* **WHAT YOU NEED TO DO**:
Your task is to copy the material exactly.

* **INFORMATION SUPPLIED**:
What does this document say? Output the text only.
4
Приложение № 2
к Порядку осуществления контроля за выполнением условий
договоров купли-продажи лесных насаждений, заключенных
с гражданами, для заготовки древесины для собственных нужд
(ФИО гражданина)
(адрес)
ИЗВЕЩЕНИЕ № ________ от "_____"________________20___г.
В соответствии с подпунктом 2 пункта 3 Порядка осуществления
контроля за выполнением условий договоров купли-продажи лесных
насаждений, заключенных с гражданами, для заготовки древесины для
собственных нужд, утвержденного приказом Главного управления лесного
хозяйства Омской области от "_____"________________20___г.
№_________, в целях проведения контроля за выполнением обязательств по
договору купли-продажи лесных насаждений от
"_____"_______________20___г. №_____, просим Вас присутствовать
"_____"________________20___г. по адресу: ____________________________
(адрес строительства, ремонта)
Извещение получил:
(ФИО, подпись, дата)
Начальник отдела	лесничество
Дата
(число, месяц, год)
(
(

* **WRITTEN RESPONSE**:
What does this document say? Output the text only.
4
Приложение № 2
к Порядку осуществления контроля за выполнением условий
договоров купли-продажи лесных насаждений, заключенных
с гражданами, для заготовки древесины для собственных нужд
(ФИО гражданина)
(адрес)
ИЗВЕЩЕНИЕ № ________ от "_____"________________20___г.
В соответствии с подпунктом 2 пункта 3 Порядка осуществления
контроля за выполнением условий договоров купли-продажи лесных
насаждений, заключенных с гражданами, для заготовки древесины для
собственных нужд, утвержденного приказом Главного управления лесного
хозяйства Омской области от "_____"________________20___г.
№_________, в целях проведения контроля за выполнением обязательств по
договору купли-продажи лесных насаждений от
"_____"_______________20___г. №_____, просим Вас присутствовать
"_____"________________20___г. по адресу: ____________________________
(адрес строительства, ремонта)
Извещение получил:
(ФИО, подпись, дата)
Начальник отдела	лесничество
Дата
(число, месяц, год)
(
(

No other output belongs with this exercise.